**The data:**
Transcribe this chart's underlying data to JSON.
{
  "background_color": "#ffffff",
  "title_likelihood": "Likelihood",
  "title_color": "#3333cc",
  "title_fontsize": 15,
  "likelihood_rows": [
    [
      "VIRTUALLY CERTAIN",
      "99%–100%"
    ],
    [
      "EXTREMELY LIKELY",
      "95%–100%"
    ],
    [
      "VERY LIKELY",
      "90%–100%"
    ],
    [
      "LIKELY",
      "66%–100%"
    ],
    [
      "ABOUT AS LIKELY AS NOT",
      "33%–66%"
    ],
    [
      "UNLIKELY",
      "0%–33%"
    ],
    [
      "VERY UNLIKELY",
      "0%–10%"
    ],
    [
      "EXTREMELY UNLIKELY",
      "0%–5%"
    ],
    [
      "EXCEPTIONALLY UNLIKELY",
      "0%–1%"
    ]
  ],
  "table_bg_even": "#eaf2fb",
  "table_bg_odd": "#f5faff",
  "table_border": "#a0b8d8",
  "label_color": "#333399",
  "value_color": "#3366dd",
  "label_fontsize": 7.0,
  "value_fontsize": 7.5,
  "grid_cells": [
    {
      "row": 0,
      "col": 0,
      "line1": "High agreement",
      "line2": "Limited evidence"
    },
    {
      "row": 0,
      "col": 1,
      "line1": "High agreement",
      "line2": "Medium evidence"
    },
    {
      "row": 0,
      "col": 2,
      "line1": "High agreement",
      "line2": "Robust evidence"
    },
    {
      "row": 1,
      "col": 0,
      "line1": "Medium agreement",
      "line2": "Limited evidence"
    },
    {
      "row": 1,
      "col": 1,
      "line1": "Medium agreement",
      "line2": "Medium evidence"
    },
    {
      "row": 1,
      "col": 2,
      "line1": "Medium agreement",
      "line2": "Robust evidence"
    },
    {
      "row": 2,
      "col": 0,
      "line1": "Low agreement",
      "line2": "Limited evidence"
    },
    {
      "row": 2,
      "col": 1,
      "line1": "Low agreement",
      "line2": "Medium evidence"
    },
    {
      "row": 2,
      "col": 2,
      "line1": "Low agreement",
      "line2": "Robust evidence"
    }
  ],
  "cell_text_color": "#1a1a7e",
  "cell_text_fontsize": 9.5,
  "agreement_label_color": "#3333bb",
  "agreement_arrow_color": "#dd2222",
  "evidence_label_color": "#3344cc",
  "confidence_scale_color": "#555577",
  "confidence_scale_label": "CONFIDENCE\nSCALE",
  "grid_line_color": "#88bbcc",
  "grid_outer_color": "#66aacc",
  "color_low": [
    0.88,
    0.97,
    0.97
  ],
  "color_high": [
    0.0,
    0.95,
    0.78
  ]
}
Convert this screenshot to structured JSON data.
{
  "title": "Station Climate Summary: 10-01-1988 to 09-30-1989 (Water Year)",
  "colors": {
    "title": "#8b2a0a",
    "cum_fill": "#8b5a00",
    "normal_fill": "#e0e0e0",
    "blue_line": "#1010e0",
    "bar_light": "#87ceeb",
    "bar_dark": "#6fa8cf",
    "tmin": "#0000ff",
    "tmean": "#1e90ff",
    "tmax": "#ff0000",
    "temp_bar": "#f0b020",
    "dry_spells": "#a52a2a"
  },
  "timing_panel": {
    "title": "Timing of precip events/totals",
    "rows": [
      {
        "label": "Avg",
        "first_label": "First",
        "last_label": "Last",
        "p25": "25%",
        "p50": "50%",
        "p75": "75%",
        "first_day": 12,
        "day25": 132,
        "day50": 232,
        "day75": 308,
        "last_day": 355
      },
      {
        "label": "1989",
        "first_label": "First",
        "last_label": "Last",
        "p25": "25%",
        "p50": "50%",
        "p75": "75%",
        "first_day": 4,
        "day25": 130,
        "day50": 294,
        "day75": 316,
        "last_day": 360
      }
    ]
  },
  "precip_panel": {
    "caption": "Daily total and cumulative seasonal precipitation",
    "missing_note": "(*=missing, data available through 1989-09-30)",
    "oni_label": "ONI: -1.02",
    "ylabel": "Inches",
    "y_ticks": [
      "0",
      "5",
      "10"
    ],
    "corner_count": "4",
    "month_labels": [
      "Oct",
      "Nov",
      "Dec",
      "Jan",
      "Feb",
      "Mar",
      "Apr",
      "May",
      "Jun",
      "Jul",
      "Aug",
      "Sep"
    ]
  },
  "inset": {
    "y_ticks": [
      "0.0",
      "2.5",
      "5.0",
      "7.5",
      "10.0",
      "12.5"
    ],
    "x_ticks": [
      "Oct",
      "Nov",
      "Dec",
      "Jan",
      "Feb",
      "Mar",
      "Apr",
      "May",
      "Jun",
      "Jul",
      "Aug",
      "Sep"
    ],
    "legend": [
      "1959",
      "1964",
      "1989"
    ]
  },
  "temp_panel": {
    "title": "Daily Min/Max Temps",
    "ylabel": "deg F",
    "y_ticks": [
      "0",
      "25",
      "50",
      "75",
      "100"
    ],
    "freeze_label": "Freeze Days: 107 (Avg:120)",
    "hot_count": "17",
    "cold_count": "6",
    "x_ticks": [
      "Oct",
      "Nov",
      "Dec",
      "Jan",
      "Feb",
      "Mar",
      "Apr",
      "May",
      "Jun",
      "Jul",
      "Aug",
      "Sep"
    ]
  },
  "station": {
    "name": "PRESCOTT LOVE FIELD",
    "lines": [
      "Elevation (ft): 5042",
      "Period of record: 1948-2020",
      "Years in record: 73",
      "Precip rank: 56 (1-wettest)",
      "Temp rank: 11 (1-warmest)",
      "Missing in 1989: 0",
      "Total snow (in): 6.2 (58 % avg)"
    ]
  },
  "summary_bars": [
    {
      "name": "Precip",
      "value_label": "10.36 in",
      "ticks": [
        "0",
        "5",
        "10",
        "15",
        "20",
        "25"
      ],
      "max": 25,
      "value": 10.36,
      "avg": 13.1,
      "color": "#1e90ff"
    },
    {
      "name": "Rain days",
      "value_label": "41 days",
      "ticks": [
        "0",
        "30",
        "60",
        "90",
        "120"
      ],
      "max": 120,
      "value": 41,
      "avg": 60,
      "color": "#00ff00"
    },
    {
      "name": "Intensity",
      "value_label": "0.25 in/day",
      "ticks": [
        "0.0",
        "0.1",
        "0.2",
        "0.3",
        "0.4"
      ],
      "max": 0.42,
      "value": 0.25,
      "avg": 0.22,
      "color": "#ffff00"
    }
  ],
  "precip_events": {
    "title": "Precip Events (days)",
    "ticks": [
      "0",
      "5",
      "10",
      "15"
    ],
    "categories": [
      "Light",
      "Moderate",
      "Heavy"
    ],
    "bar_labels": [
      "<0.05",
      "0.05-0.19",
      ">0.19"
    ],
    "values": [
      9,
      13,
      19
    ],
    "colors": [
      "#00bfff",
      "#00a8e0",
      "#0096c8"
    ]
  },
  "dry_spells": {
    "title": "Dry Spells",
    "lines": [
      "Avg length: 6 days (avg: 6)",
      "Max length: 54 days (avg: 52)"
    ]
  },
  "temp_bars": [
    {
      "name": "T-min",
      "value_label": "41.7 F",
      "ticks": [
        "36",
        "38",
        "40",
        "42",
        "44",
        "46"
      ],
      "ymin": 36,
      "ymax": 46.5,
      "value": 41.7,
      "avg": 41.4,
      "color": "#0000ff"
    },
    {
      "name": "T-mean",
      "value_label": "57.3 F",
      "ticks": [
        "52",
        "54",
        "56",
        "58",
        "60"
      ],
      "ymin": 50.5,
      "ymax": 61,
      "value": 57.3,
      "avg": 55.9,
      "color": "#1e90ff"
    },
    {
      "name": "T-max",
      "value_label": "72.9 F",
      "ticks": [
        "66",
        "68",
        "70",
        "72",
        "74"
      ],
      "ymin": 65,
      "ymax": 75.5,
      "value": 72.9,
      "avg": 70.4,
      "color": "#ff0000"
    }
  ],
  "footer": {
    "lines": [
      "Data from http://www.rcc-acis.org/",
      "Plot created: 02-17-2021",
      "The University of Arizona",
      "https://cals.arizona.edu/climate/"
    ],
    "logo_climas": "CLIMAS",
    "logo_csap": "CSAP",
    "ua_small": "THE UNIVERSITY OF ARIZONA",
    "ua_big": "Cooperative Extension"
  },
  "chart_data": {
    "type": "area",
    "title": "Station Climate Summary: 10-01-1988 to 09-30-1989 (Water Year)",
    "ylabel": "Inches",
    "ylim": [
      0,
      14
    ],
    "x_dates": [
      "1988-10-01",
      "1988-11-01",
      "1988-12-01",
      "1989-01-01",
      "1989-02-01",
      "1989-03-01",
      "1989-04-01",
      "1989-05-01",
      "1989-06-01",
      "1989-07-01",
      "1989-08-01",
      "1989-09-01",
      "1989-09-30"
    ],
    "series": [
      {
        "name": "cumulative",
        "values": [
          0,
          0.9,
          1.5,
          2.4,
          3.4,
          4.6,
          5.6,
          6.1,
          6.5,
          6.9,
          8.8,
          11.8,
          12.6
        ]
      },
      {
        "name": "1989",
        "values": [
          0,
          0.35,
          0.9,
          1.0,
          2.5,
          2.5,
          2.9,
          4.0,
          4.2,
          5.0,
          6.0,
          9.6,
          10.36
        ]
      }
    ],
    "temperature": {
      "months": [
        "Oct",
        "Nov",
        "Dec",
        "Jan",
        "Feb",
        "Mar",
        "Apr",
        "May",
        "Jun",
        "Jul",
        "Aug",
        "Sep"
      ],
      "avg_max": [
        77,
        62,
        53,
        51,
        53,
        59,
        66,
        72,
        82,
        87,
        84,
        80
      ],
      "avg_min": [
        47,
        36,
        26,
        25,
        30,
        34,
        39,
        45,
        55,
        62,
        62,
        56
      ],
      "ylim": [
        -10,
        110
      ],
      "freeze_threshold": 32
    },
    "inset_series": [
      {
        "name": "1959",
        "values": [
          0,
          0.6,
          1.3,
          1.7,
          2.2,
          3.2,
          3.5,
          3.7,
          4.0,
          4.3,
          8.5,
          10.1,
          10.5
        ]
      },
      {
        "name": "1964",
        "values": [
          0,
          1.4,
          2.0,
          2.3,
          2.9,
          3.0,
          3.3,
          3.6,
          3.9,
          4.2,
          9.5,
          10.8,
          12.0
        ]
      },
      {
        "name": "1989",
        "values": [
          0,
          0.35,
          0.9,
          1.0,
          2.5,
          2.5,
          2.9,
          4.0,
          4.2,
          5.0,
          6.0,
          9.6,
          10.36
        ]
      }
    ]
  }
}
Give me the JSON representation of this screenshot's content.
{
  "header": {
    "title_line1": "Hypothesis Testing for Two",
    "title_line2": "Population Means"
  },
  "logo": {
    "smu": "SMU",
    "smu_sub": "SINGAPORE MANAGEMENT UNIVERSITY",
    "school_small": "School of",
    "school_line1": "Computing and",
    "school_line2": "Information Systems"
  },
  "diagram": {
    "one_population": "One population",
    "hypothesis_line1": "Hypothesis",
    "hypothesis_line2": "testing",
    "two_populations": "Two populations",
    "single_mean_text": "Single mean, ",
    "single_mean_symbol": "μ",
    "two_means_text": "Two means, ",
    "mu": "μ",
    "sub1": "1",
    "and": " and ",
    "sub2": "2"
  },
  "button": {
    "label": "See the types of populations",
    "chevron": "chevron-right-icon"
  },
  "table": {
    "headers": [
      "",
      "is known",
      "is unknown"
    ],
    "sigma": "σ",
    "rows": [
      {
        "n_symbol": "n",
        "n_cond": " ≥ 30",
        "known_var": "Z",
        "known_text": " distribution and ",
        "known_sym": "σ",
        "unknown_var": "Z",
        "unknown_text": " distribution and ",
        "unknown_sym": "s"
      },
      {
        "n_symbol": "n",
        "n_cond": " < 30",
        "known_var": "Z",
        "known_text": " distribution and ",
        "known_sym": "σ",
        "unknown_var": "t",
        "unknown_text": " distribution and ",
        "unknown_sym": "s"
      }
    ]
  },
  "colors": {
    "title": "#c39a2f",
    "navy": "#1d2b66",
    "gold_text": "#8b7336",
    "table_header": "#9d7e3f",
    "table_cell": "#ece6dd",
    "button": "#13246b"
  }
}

**Aim:** Copy exactly the lines of the listing above, beginning at the line with "Give me the" and ending at its final line; write out nothing else.

**Written answer:**
Give me the JSON representation of this screenshot's content.
{
  "header": {
    "title_line1": "Hypothesis Testing for Two",
    "title_line2": "Population Means"
  },
  "logo": {
    "smu": "SMU",
    "smu_sub": "SINGAPORE MANAGEMENT UNIVERSITY",
    "school_small": "School of",
    "school_line1": "Computing and",
    "school_line2": "Information Systems"
  },
  "diagram": {
    "one_population": "One population",
    "hypothesis_line1": "Hypothesis",
    "hypothesis_line2": "testing",
    "two_populations": "Two populations",
    "single_mean_text": "Single mean, ",
    "single_mean_symbol": "μ",
    "two_means_text": "Two means, ",
    "mu": "μ",
    "sub1": "1",
    "and": " and ",
    "sub2": "2"
  },
  "button": {
    "label": "See the types of populations",
    "chevron": "chevron-right-icon"
  },
  "table": {
    "headers": [
      "",
      "is known",
      "is unknown"
    ],
    "sigma": "σ",
    "rows": [
      {
        "n_symbol": "n",
        "n_cond": " ≥ 30",
        "known_var": "Z",
        "known_text": " distribution and ",
        "known_sym": "σ",
        "unknown_var": "Z",
        "unknown_text": " distribution and ",
        "unknown_sym": "s"
      },
      {
        "n_symbol": "n",
        "n_cond": " < 30",
        "known_var": "Z",
        "known_text": " distribution and ",
        "known_sym": "σ",
        "unknown_var": "t",
        "unknown_text": " distribution and ",
        "unknown_sym": "s"
      }
    ]
  },
  "colors": {
    "title": "#c39a2f",
    "navy": "#1d2b66",
    "gold_text": "#8b7336",
    "table_header": "#9d7e3f",
    "table_cell": "#ece6dd",
    "button": "#13246b"
  }
}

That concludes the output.